→ EXERCISE GOAL: Write out each line exactly as given. Leave the pictures out of your copy.

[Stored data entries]
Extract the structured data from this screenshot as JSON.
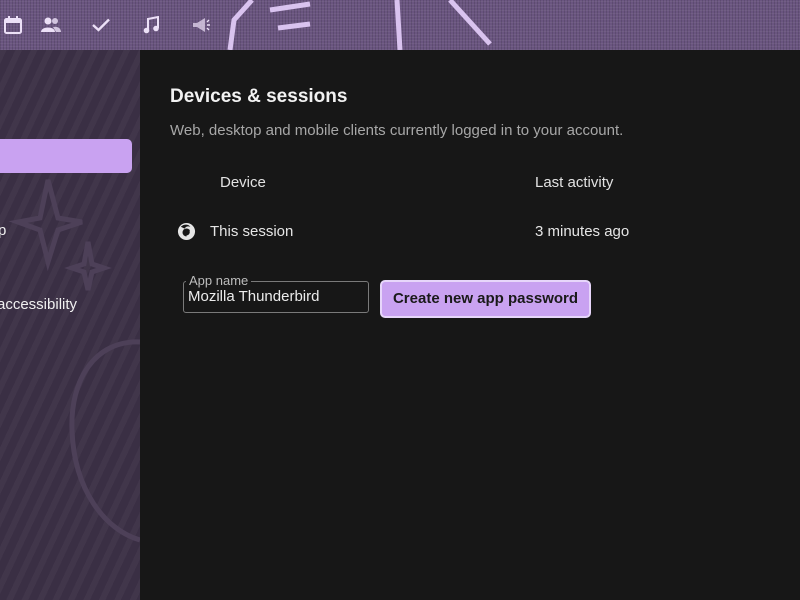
{
  "topbar": {
    "icons": [
      "calendar-icon",
      "people-icon",
      "checkmark-icon",
      "music-note-icon",
      "megaphone-icon"
    ]
  },
  "sidebar": {
    "items": [
      {
        "label": "",
        "active": true
      },
      {
        "label": "p"
      },
      {
        "label": " accessibility"
      }
    ]
  },
  "main": {
    "title": "Devices & sessions",
    "subtitle": "Web, desktop and mobile clients currently logged in to your account.",
    "columns": [
      "Device",
      "Last activity"
    ],
    "sessions": [
      {
        "icon": "firefox-icon",
        "device": "This session",
        "last_activity": "3 minutes ago"
      }
    ],
    "app_password": {
      "field_label": "App name",
      "field_value": "Mozilla Thunderbird",
      "button_label": "Create new app password"
    }
  },
  "colors": {
    "accent": "#c9a2f1",
    "background": "#171717",
    "sidebar": "#3a2f44",
    "header": "#6a5580"
  }
}
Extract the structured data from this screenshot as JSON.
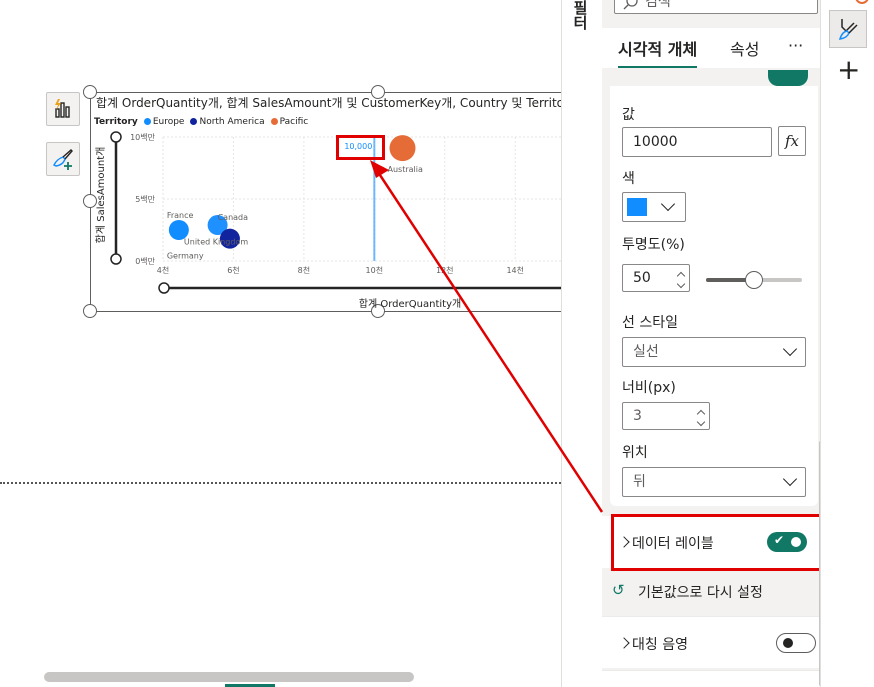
{
  "visual": {
    "title": "합계 OrderQuantity개, 합계 SalesAmount개 및 CustomerKey개, Country 및 Territory",
    "legend_title": "Territory",
    "legend_items": [
      {
        "label": "Europe",
        "color": "#118dff"
      },
      {
        "label": "North America",
        "color": "#12239e"
      },
      {
        "label": "Pacific",
        "color": "#e66c37"
      }
    ]
  },
  "chart_data": {
    "type": "scatter",
    "x_title": "합계 OrderQuantity개",
    "y_title": "합계 SalesAmount개",
    "x_ticks": [
      "4천",
      "6천",
      "8천",
      "10천",
      "12천",
      "14천"
    ],
    "x_tick_values": [
      4000,
      6000,
      8000,
      10000,
      12000,
      14000
    ],
    "y_ticks": [
      "0백만",
      "5백만",
      "10백만"
    ],
    "y_tick_values": [
      0,
      5000000,
      10000000
    ],
    "xlim": [
      4000,
      15300
    ],
    "ylim": [
      0,
      10000000
    ],
    "reference_line": {
      "x": 10000,
      "label": "10,000",
      "color": "#118dff"
    },
    "points": [
      {
        "label": "France",
        "x": 4450,
        "y": 2500000,
        "territory": "Europe",
        "color": "#118dff",
        "size": 10
      },
      {
        "label": "Germany",
        "x": 4450,
        "y": 2300000,
        "territory": "Europe",
        "color": "#118dff",
        "size": 0
      },
      {
        "label": "Canada",
        "x": 5550,
        "y": 2900000,
        "territory": "North America",
        "color": "#1e90ff",
        "size": 10
      },
      {
        "label": "United Kingdom",
        "x": 5900,
        "y": 1800000,
        "territory": "Europe",
        "color": "#12239e",
        "size": 10
      },
      {
        "label": "Australia",
        "x": 10800,
        "y": 9100000,
        "territory": "Pacific",
        "color": "#e66c37",
        "size": 13
      }
    ]
  },
  "strip": {
    "label": "필터"
  },
  "pane": {
    "search_placeholder": "검색",
    "tabs": [
      "시각적 개체",
      "속성"
    ],
    "more": "···",
    "value_label": "값",
    "value": "10000",
    "fx": "fx",
    "color_label": "색",
    "color": "#118dff",
    "transparency_label": "투명도(%)",
    "transparency": "50",
    "transparency_level": 0.5,
    "line_style_label": "선 스타일",
    "line_style": "실선",
    "width_label": "너비(px)",
    "width_value": "3",
    "position_label": "위치",
    "position": "뒤",
    "data_labels": {
      "label": "데이터 레이블",
      "on": true
    },
    "reset": "기본값으로 다시 설정",
    "symmetry": {
      "label": "대칭 음영",
      "on": false
    }
  },
  "accent": "#117865",
  "highlight_color": "#e00000"
}
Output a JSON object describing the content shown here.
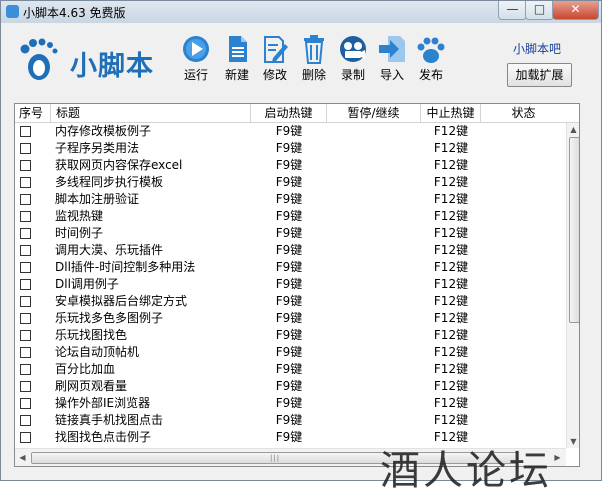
{
  "window": {
    "title": "小脚本4.63 免费版",
    "controls": {
      "minimize": "—",
      "maximize": "□",
      "close": "✕"
    }
  },
  "brand": {
    "logo_text": "小脚本",
    "logo_icon": "footprint-icon",
    "accent_color": "#1f6fb8"
  },
  "toolbar": [
    {
      "label": "运行",
      "icon": "play-icon"
    },
    {
      "label": "新建",
      "icon": "new-document-icon"
    },
    {
      "label": "修改",
      "icon": "edit-icon"
    },
    {
      "label": "删除",
      "icon": "trash-icon"
    },
    {
      "label": "录制",
      "icon": "record-icon"
    },
    {
      "label": "导入",
      "icon": "import-icon"
    },
    {
      "label": "发布",
      "icon": "publish-icon"
    }
  ],
  "side": {
    "link_label": "小脚本吧",
    "extension_button": "加载扩展"
  },
  "table": {
    "columns": [
      "序号",
      "标题",
      "启动热键",
      "暂停/继续",
      "中止热键",
      "状态"
    ],
    "rows": [
      {
        "title": "内存修改模板例子",
        "start": "F9键",
        "pause": "",
        "stop": "F12键",
        "status": ""
      },
      {
        "title": "子程序另类用法",
        "start": "F9键",
        "pause": "",
        "stop": "F12键",
        "status": ""
      },
      {
        "title": "获取网页内容保存excel",
        "start": "F9键",
        "pause": "",
        "stop": "F12键",
        "status": ""
      },
      {
        "title": "多线程同步执行模板",
        "start": "F9键",
        "pause": "",
        "stop": "F12键",
        "status": ""
      },
      {
        "title": "脚本加注册验证",
        "start": "F9键",
        "pause": "",
        "stop": "F12键",
        "status": ""
      },
      {
        "title": "监视热键",
        "start": "F9键",
        "pause": "",
        "stop": "F12键",
        "status": ""
      },
      {
        "title": "时间例子",
        "start": "F9键",
        "pause": "",
        "stop": "F12键",
        "status": ""
      },
      {
        "title": "调用大漠、乐玩插件",
        "start": "F9键",
        "pause": "",
        "stop": "F12键",
        "status": ""
      },
      {
        "title": "Dll插件-时间控制多种用法",
        "start": "F9键",
        "pause": "",
        "stop": "F12键",
        "status": ""
      },
      {
        "title": "Dll调用例子",
        "start": "F9键",
        "pause": "",
        "stop": "F12键",
        "status": ""
      },
      {
        "title": "安卓模拟器后台绑定方式",
        "start": "F9键",
        "pause": "",
        "stop": "F12键",
        "status": ""
      },
      {
        "title": "乐玩找多色多图例子",
        "start": "F9键",
        "pause": "",
        "stop": "F12键",
        "status": ""
      },
      {
        "title": "乐玩找图找色",
        "start": "F9键",
        "pause": "",
        "stop": "F12键",
        "status": ""
      },
      {
        "title": "论坛自动顶帖机",
        "start": "F9键",
        "pause": "",
        "stop": "F12键",
        "status": ""
      },
      {
        "title": "百分比加血",
        "start": "F9键",
        "pause": "",
        "stop": "F12键",
        "status": ""
      },
      {
        "title": "刷网页观看量",
        "start": "F9键",
        "pause": "",
        "stop": "F12键",
        "status": ""
      },
      {
        "title": "操作外部IE浏览器",
        "start": "F9键",
        "pause": "",
        "stop": "F12键",
        "status": ""
      },
      {
        "title": "链接真手机找图点击",
        "start": "F9键",
        "pause": "",
        "stop": "F12键",
        "status": ""
      },
      {
        "title": "找图找色点击例子",
        "start": "F9键",
        "pause": "",
        "stop": "F12键",
        "status": ""
      }
    ]
  },
  "watermark": "酒人论坛"
}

→ RESULT:
Extract the structured data from this screenshot as JSON.
{
  "topbar": {
    "icons": [
      "calendar-icon",
      "people-icon",
      "checkmark-icon",
      "music-note-icon",
      "megaphone-icon"
    ]
  },
  "sidebar": {
    "items": [
      {
        "label": "",
        "active": true
      },
      {
        "label": "p"
      },
      {
        "label": " accessibility"
      }
    ]
  },
  "main": {
    "title": "Devices & sessions",
    "subtitle": "Web, desktop and mobile clients currently logged in to your account.",
    "columns": [
      "Device",
      "Last activity"
    ],
    "sessions": [
      {
        "icon": "firefox-icon",
        "device": "This session",
        "last_activity": "3 minutes ago"
      }
    ],
    "app_password": {
      "field_label": "App name",
      "field_value": "Mozilla Thunderbird",
      "button_label": "Create new app password"
    }
  },
  "colors": {
    "accent": "#c9a2f1",
    "background": "#171717",
    "sidebar": "#3a2f44",
    "header": "#6a5580"
  }
}
Extract the structured data from this screenshot as JSON.
{
  "visual": {
    "title": "합계 OrderQuantity개, 합계 SalesAmount개 및 CustomerKey개, Country 및 Territory",
    "legend_title": "Territory",
    "legend_items": [
      {
        "label": "Europe",
        "color": "#118dff"
      },
      {
        "label": "North America",
        "color": "#12239e"
      },
      {
        "label": "Pacific",
        "color": "#e66c37"
      }
    ]
  },
  "chart_data": {
    "type": "scatter",
    "x_title": "합계 OrderQuantity개",
    "y_title": "합계 SalesAmount개",
    "x_ticks": [
      "4천",
      "6천",
      "8천",
      "10천",
      "12천",
      "14천"
    ],
    "x_tick_values": [
      4000,
      6000,
      8000,
      10000,
      12000,
      14000
    ],
    "y_ticks": [
      "0백만",
      "5백만",
      "10백만"
    ],
    "y_tick_values": [
      0,
      5000000,
      10000000
    ],
    "xlim": [
      4000,
      15300
    ],
    "ylim": [
      0,
      10000000
    ],
    "reference_line": {
      "x": 10000,
      "label": "10,000",
      "color": "#118dff"
    },
    "points": [
      {
        "label": "France",
        "x": 4450,
        "y": 2500000,
        "territory": "Europe",
        "color": "#118dff",
        "size": 10
      },
      {
        "label": "Germany",
        "x": 4450,
        "y": 2300000,
        "territory": "Europe",
        "color": "#118dff",
        "size": 0
      },
      {
        "label": "Canada",
        "x": 5550,
        "y": 2900000,
        "territory": "North America",
        "color": "#1e90ff",
        "size": 10
      },
      {
        "label": "United Kingdom",
        "x": 5900,
        "y": 1800000,
        "territory": "Europe",
        "color": "#12239e",
        "size": 10
      },
      {
        "label": "Australia",
        "x": 10800,
        "y": 9100000,
        "territory": "Pacific",
        "color": "#e66c37",
        "size": 13
      }
    ]
  },
  "strip": {
    "label": "필터"
  },
  "pane": {
    "search_placeholder": "검색",
    "tabs": [
      "시각적 개체",
      "속성"
    ],
    "more": "···",
    "value_label": "값",
    "value": "10000",
    "fx": "fx",
    "color_label": "색",
    "color": "#118dff",
    "transparency_label": "투명도(%)",
    "transparency": "50",
    "transparency_level": 0.5,
    "line_style_label": "선 스타일",
    "line_style": "실선",
    "width_label": "너비(px)",
    "width_value": "3",
    "position_label": "위치",
    "position": "뒤",
    "data_labels": {
      "label": "데이터 레이블",
      "on": true
    },
    "reset": "기본값으로 다시 설정",
    "symmetry": {
      "label": "대칭 음영",
      "on": false
    }
  },
  "accent": "#117865",
  "highlight_color": "#e00000"
}
Output a JSON object describing the content shown here.
{
  "window": {
    "title": "小脚本4.63 免费版",
    "controls": {
      "minimize": "—",
      "maximize": "□",
      "close": "✕"
    }
  },
  "brand": {
    "logo_text": "小脚本",
    "logo_icon": "footprint-icon",
    "accent_color": "#1f6fb8"
  },
  "toolbar": [
    {
      "label": "运行",
      "icon": "play-icon"
    },
    {
      "label": "新建",
      "icon": "new-document-icon"
    },
    {
      "label": "修改",
      "icon": "edit-icon"
    },
    {
      "label": "删除",
      "icon": "trash-icon"
    },
    {
      "label": "录制",
      "icon": "record-icon"
    },
    {
      "label": "导入",
      "icon": "import-icon"
    },
    {
      "label": "发布",
      "icon": "publish-icon"
    }
  ],
  "side": {
    "link_label": "小脚本吧",
    "extension_button": "加载扩展"
  },
  "table": {
    "columns": [
      "序号",
      "标题",
      "启动热键",
      "暂停/继续",
      "中止热键",
      "状态"
    ],
    "rows": [
      {
        "title": "内存修改模板例子",
        "start": "F9键",
        "pause": "",
        "stop": "F12键",
        "status": ""
      },
      {
        "title": "子程序另类用法",
        "start": "F9键",
        "pause": "",
        "stop": "F12键",
        "status": ""
      },
      {
        "title": "获取网页内容保存excel",
        "start": "F9键",
        "pause": "",
        "stop": "F12键",
        "status": ""
      },
      {
        "title": "多线程同步执行模板",
        "start": "F9键",
        "pause": "",
        "stop": "F12键",
        "status": ""
      },
      {
        "title": "脚本加注册验证",
        "start": "F9键",
        "pause": "",
        "stop": "F12键",
        "status": ""
      },
      {
        "title": "监视热键",
        "start": "F9键",
        "pause": "",
        "stop": "F12键",
        "status": ""
      },
      {
        "title": "时间例子",
        "start": "F9键",
        "pause": "",
        "stop": "F12键",
        "status": ""
      },
      {
        "title": "调用大漠、乐玩插件",
        "start": "F9键",
        "pause": "",
        "stop": "F12键",
        "status": ""
      },
      {
        "title": "Dll插件-时间控制多种用法",
        "start": "F9键",
        "pause": "",
        "stop": "F12键",
        "status": ""
      },
      {
        "title": "Dll调用例子",
        "start": "F9键",
        "pause": "",
        "stop": "F12键",
        "status": ""
      },
      {
        "title": "安卓模拟器后台绑定方式",
        "start": "F9键",
        "pause": "",
        "stop": "F12键",
        "status": ""
      },
      {
        "title": "乐玩找多色多图例子",
        "start": "F9键",
        "pause": "",
        "stop": "F12键",
        "status": ""
      },
      {
        "title": "乐玩找图找色",
        "start": "F9键",
        "pause": "",
        "stop": "F12键",
        "status": ""
      },
      {
        "title": "论坛自动顶帖机",
        "start": "F9键",
        "pause": "",
        "stop": "F12键",
        "status": ""
      },
      {
        "title": "百分比加血",
        "start": "F9键",
        "pause": "",
        "stop": "F12键",
        "status": ""
      },
      {
        "title": "刷网页观看量",
        "start": "F9键",
        "pause": "",
        "stop": "F12键",
        "status": ""
      },
      {
        "title": "操作外部IE浏览器",
        "start": "F9键",
        "pause": "",
        "stop": "F12键",
        "status": ""
      },
      {
        "title": "链接真手机找图点击",
        "start": "F9键",
        "pause": "",
        "stop": "F12键",
        "status": ""
      },
      {
        "title": "找图找色点击例子",
        "start": "F9键",
        "pause": "",
        "stop": "F12键",
        "status": ""
      }
    ]
  },
  "watermark": "酒人论坛"
}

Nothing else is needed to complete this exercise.